**REQUIREMENT**:
The records below must be copied in full; omit the images.

——

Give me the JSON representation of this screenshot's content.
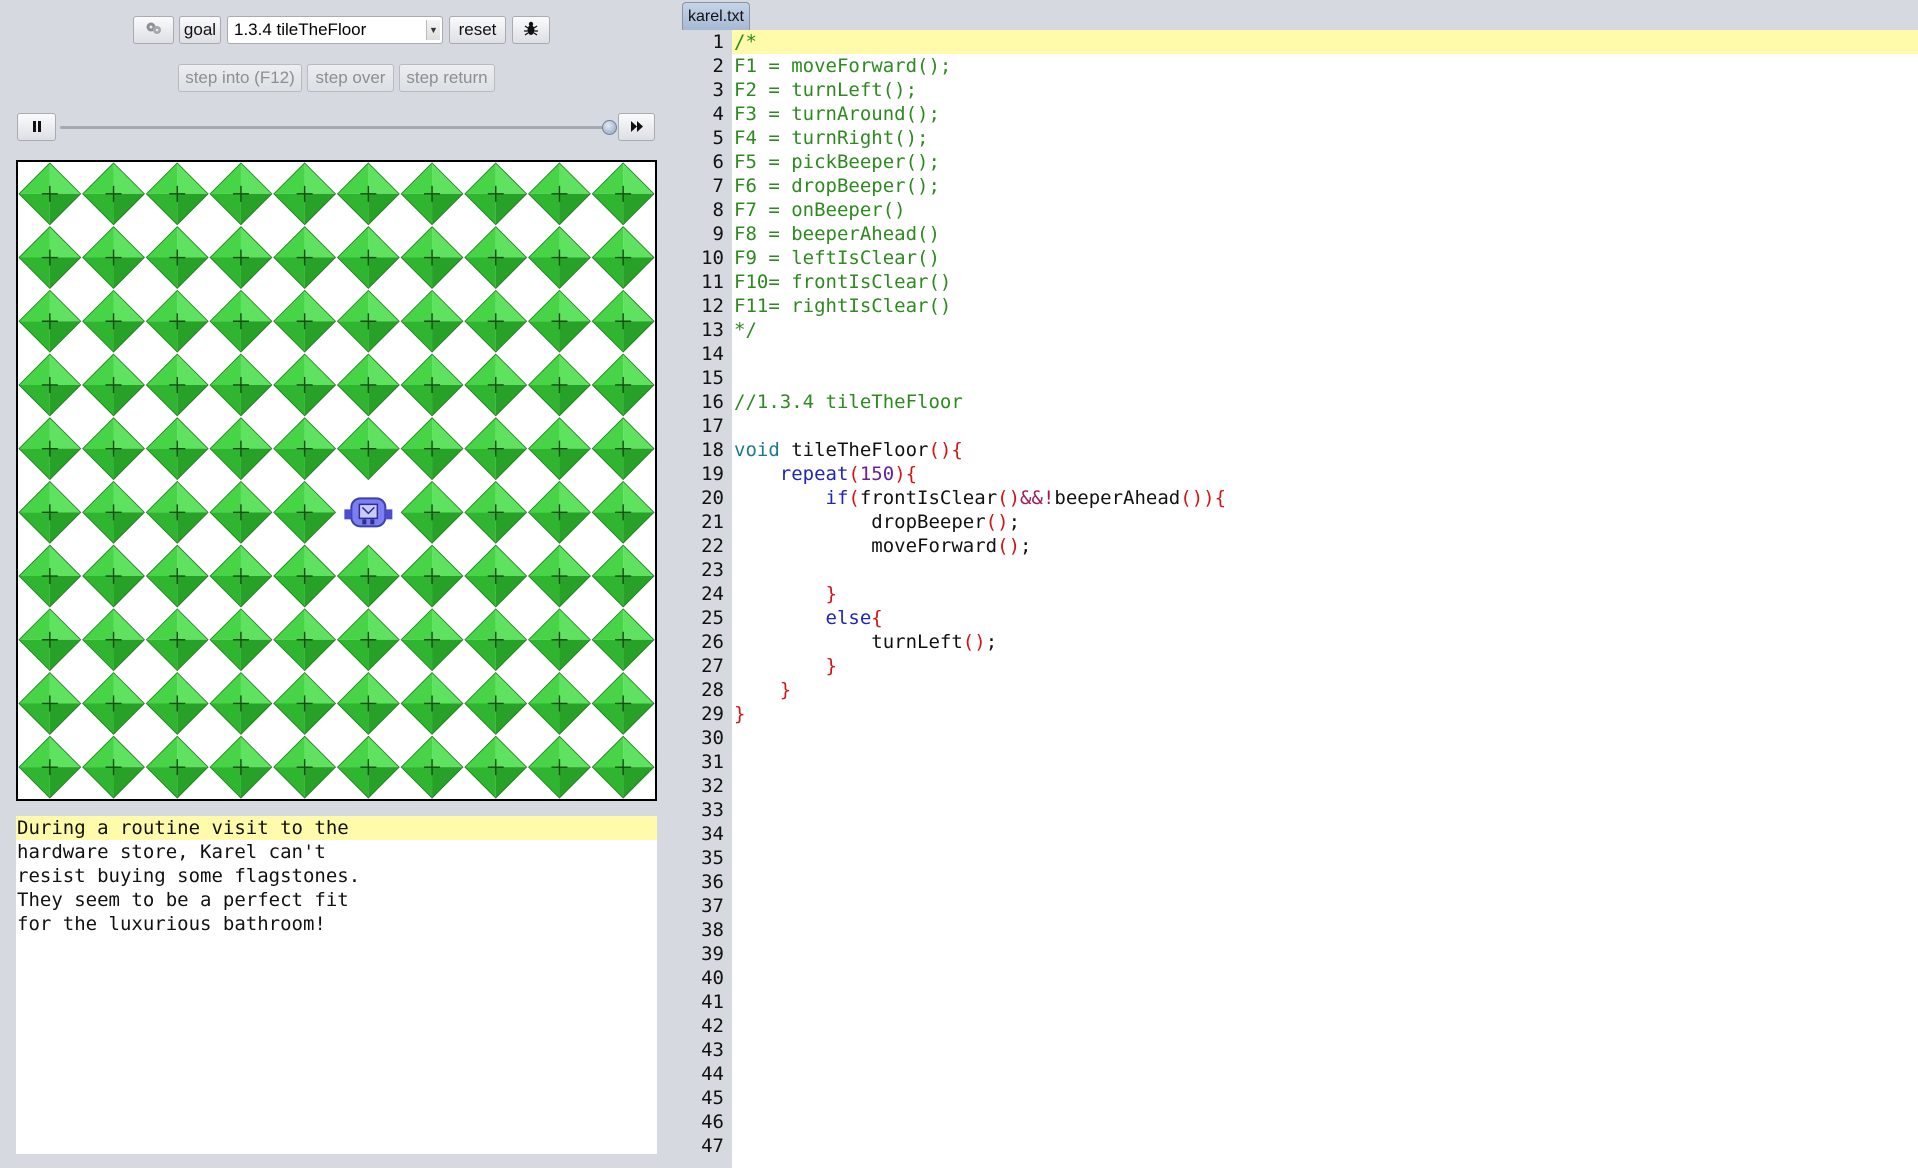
{
  "toolbar": {
    "goal_label": "goal",
    "level_value": "1.3.4 tileTheFloor",
    "reset_label": "reset",
    "step_into_label": "step into (F12)",
    "step_over_label": "step over",
    "step_return_label": "step return",
    "pause_icon": "pause-icon",
    "fast_forward_icon": "fast-forward-icon",
    "bug_icon": "bug-icon",
    "settings_icon": "gears-icon"
  },
  "speed_slider": {
    "value": 1.0
  },
  "world": {
    "columns": 10,
    "rows": 10,
    "beeper_color": "#2fc22f",
    "karel": {
      "column": 5,
      "row": 5
    }
  },
  "story": {
    "lines": [
      "During a routine visit to the",
      "hardware store, Karel can't",
      "resist buying some flagstones.",
      "They seem to be a perfect fit",
      "for the luxurious bathroom!"
    ]
  },
  "editor": {
    "tab_label": "karel.txt",
    "line_count": 47,
    "lines": [
      "/*",
      "F1 = moveForward();",
      "F2 = turnLeft();",
      "F3 = turnAround();",
      "F4 = turnRight();",
      "F5 = pickBeeper();",
      "F6 = dropBeeper();",
      "F7 = onBeeper()",
      "F8 = beeperAhead()",
      "F9 = leftIsClear()",
      "F10= frontIsClear()",
      "F11= rightIsClear()",
      "*/",
      "",
      "",
      "//1.3.4 tileTheFloor",
      "",
      "void tileTheFloor(){",
      "    repeat(150){",
      "        if(frontIsClear()&&!beeperAhead()){",
      "            dropBeeper();",
      "            moveForward();",
      "",
      "        }",
      "        else{",
      "            turnLeft();",
      "        }",
      "    }",
      "}"
    ]
  }
}
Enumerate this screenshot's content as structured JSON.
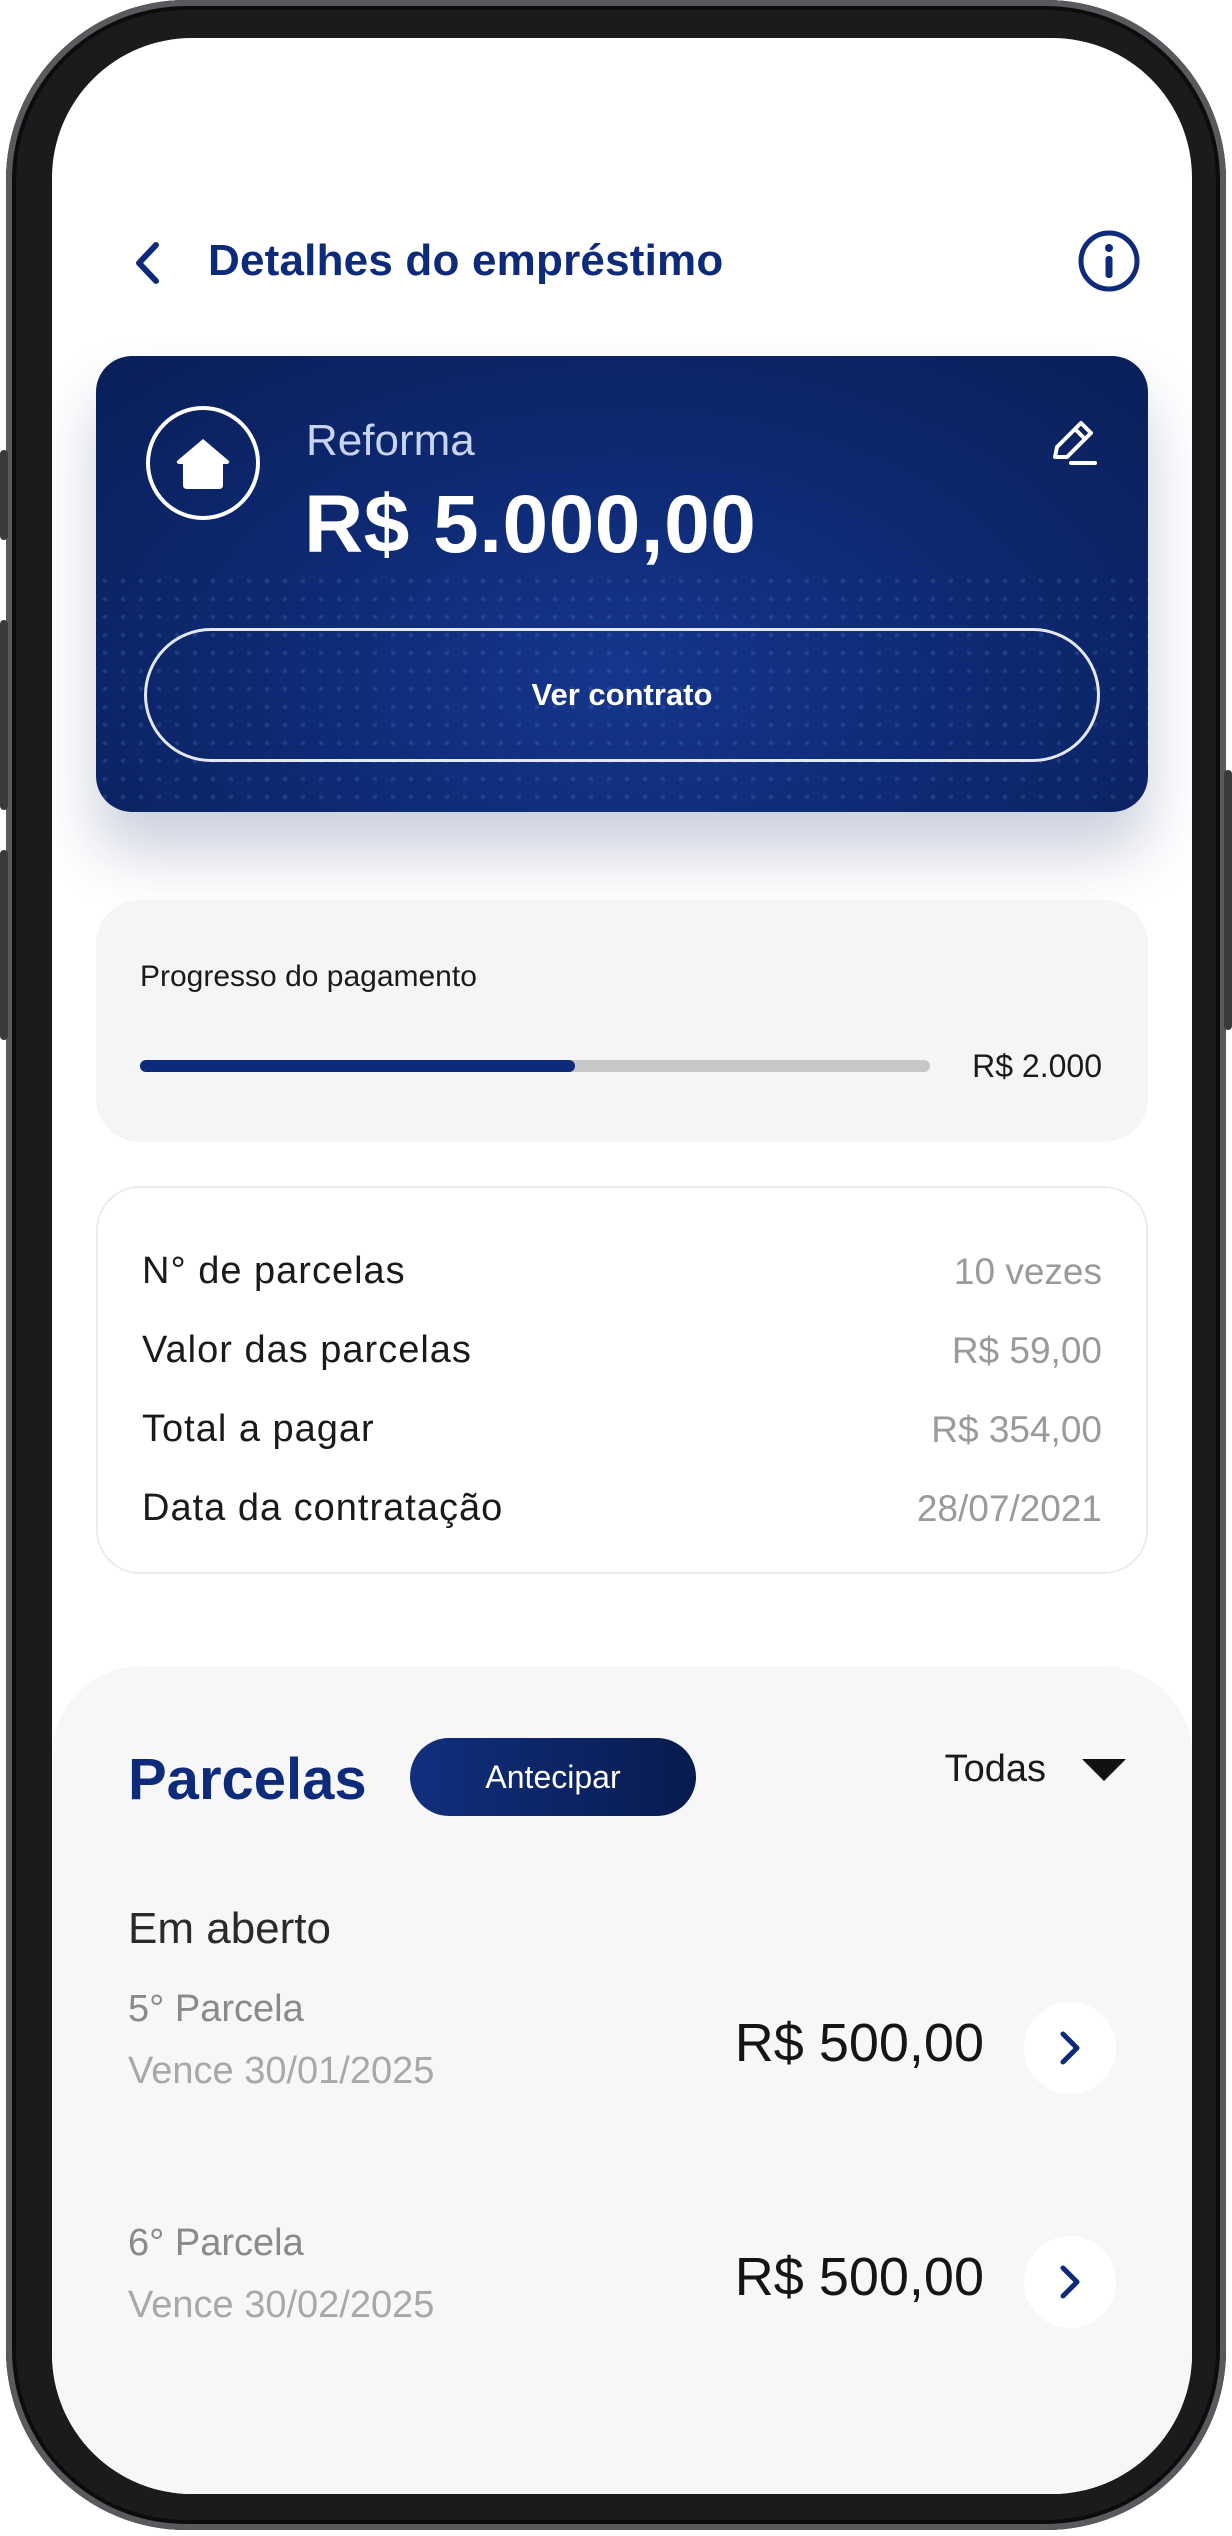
{
  "header": {
    "title": "Detalhes do empréstimo",
    "back_icon": "chevron-left-icon",
    "info_icon": "info-icon"
  },
  "loan": {
    "category": "Reforma",
    "amount": "R$ 5.000,00",
    "category_icon": "home-icon",
    "edit_icon": "pencil-icon",
    "contract_button": "Ver contrato"
  },
  "progress": {
    "title": "Progresso do pagamento",
    "fraction": 0.55,
    "value_label": "R$ 2.000"
  },
  "details": [
    {
      "label": "N° de parcelas",
      "value": "10 vezes"
    },
    {
      "label": "Valor das parcelas",
      "value": "R$ 59,00"
    },
    {
      "label": "Total a pagar",
      "value": "R$ 354,00"
    },
    {
      "label": "Data da contratação",
      "value": "28/07/2021"
    }
  ],
  "installments_section": {
    "title": "Parcelas",
    "anticipate_button": "Antecipar",
    "filter_label": "Todas",
    "group_label": "Em aberto",
    "items": [
      {
        "name": "5° Parcela",
        "due": "Vence 30/01/2025",
        "amount": "R$ 500,00"
      },
      {
        "name": "6° Parcela",
        "due": "Vence 30/02/2025",
        "amount": "R$ 500,00"
      }
    ]
  },
  "colors": {
    "brand": "#0d2b7a",
    "card_dark": "#0a1f58",
    "progress_track": "#c7c7c7"
  }
}
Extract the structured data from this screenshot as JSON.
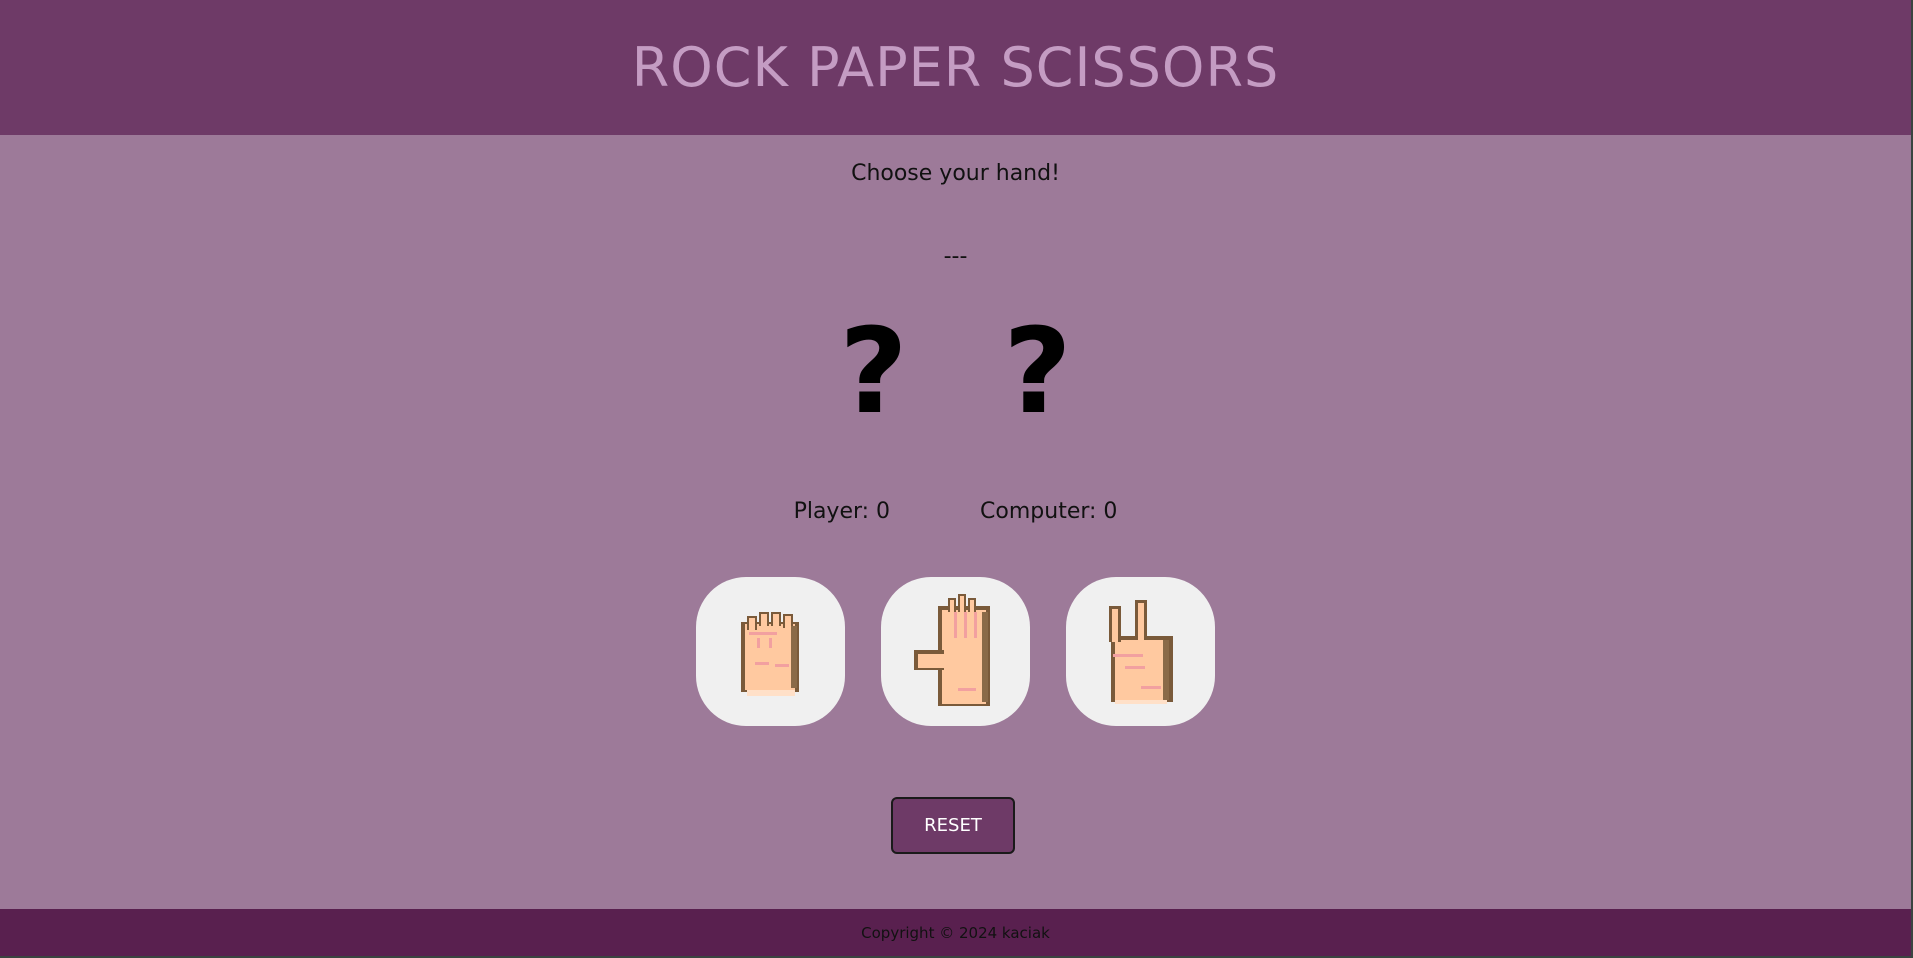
{
  "header": {
    "title": "ROCK PAPER SCISSORS"
  },
  "game": {
    "prompt": "Choose your hand!",
    "result": "---",
    "player_pick": "?",
    "computer_pick": "?"
  },
  "scores": {
    "player": "Player: 0",
    "computer": "Computer: 0"
  },
  "choices": [
    {
      "name": "rock",
      "icon": "fist-icon"
    },
    {
      "name": "paper",
      "icon": "open-hand-icon"
    },
    {
      "name": "scissors",
      "icon": "peace-hand-icon"
    }
  ],
  "controls": {
    "reset_label": "RESET"
  },
  "footer": {
    "copyright": "Copyright © 2024 kaciak"
  },
  "colors": {
    "header_bg": "#6e3a67",
    "page_bg": "#9d7a99",
    "footer_bg": "#59204f",
    "title_color": "#c49cc3",
    "button_bg": "#6e3a67",
    "hand_card_bg": "#f0f0f0"
  }
}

——

**EXERCISE RESULT**:
Give me the JSON representation of this screenshot's content.
{
  "toolbar": {
    "goal_label": "goal",
    "level_value": "1.3.4 tileTheFloor",
    "reset_label": "reset",
    "step_into_label": "step into (F12)",
    "step_over_label": "step over",
    "step_return_label": "step return",
    "pause_icon": "pause-icon",
    "fast_forward_icon": "fast-forward-icon",
    "bug_icon": "bug-icon",
    "settings_icon": "gears-icon"
  },
  "speed_slider": {
    "value": 1.0
  },
  "world": {
    "columns": 10,
    "rows": 10,
    "beeper_color": "#2fc22f",
    "karel": {
      "column": 5,
      "row": 5
    }
  },
  "story": {
    "lines": [
      "During a routine visit to the",
      "hardware store, Karel can't",
      "resist buying some flagstones.",
      "They seem to be a perfect fit",
      "for the luxurious bathroom!"
    ]
  },
  "editor": {
    "tab_label": "karel.txt",
    "line_count": 47,
    "lines": [
      "/*",
      "F1 = moveForward();",
      "F2 = turnLeft();",
      "F3 = turnAround();",
      "F4 = turnRight();",
      "F5 = pickBeeper();",
      "F6 = dropBeeper();",
      "F7 = onBeeper()",
      "F8 = beeperAhead()",
      "F9 = leftIsClear()",
      "F10= frontIsClear()",
      "F11= rightIsClear()",
      "*/",
      "",
      "",
      "//1.3.4 tileTheFloor",
      "",
      "void tileTheFloor(){",
      "    repeat(150){",
      "        if(frontIsClear()&&!beeperAhead()){",
      "            dropBeeper();",
      "            moveForward();",
      "",
      "        }",
      "        else{",
      "            turnLeft();",
      "        }",
      "    }",
      "}"
    ]
  }
}
Enumerate this screenshot's content as structured JSON.
{
  "header": {
    "title": "Detalhes do empréstimo",
    "back_icon": "chevron-left-icon",
    "info_icon": "info-icon"
  },
  "loan": {
    "category": "Reforma",
    "amount": "R$ 5.000,00",
    "category_icon": "home-icon",
    "edit_icon": "pencil-icon",
    "contract_button": "Ver contrato"
  },
  "progress": {
    "title": "Progresso do pagamento",
    "fraction": 0.55,
    "value_label": "R$ 2.000"
  },
  "details": [
    {
      "label": "N° de parcelas",
      "value": "10 vezes"
    },
    {
      "label": "Valor das parcelas",
      "value": "R$ 59,00"
    },
    {
      "label": "Total a pagar",
      "value": "R$ 354,00"
    },
    {
      "label": "Data da contratação",
      "value": "28/07/2021"
    }
  ],
  "installments_section": {
    "title": "Parcelas",
    "anticipate_button": "Antecipar",
    "filter_label": "Todas",
    "group_label": "Em aberto",
    "items": [
      {
        "name": "5° Parcela",
        "due": "Vence 30/01/2025",
        "amount": "R$ 500,00"
      },
      {
        "name": "6° Parcela",
        "due": "Vence 30/02/2025",
        "amount": "R$ 500,00"
      }
    ]
  },
  "colors": {
    "brand": "#0d2b7a",
    "card_dark": "#0a1f58",
    "progress_track": "#c7c7c7"
  }
}
Extract the structured data from this screenshot as JSON.
{
  "header": {
    "title": "ROCK PAPER SCISSORS"
  },
  "game": {
    "prompt": "Choose your hand!",
    "result": "---",
    "player_pick": "?",
    "computer_pick": "?"
  },
  "scores": {
    "player": "Player: 0",
    "computer": "Computer: 0"
  },
  "choices": [
    {
      "name": "rock",
      "icon": "fist-icon"
    },
    {
      "name": "paper",
      "icon": "open-hand-icon"
    },
    {
      "name": "scissors",
      "icon": "peace-hand-icon"
    }
  ],
  "controls": {
    "reset_label": "RESET"
  },
  "footer": {
    "copyright": "Copyright © 2024 kaciak"
  },
  "colors": {
    "header_bg": "#6e3a67",
    "page_bg": "#9d7a99",
    "footer_bg": "#59204f",
    "title_color": "#c49cc3",
    "button_bg": "#6e3a67",
    "hand_card_bg": "#f0f0f0"
  }
}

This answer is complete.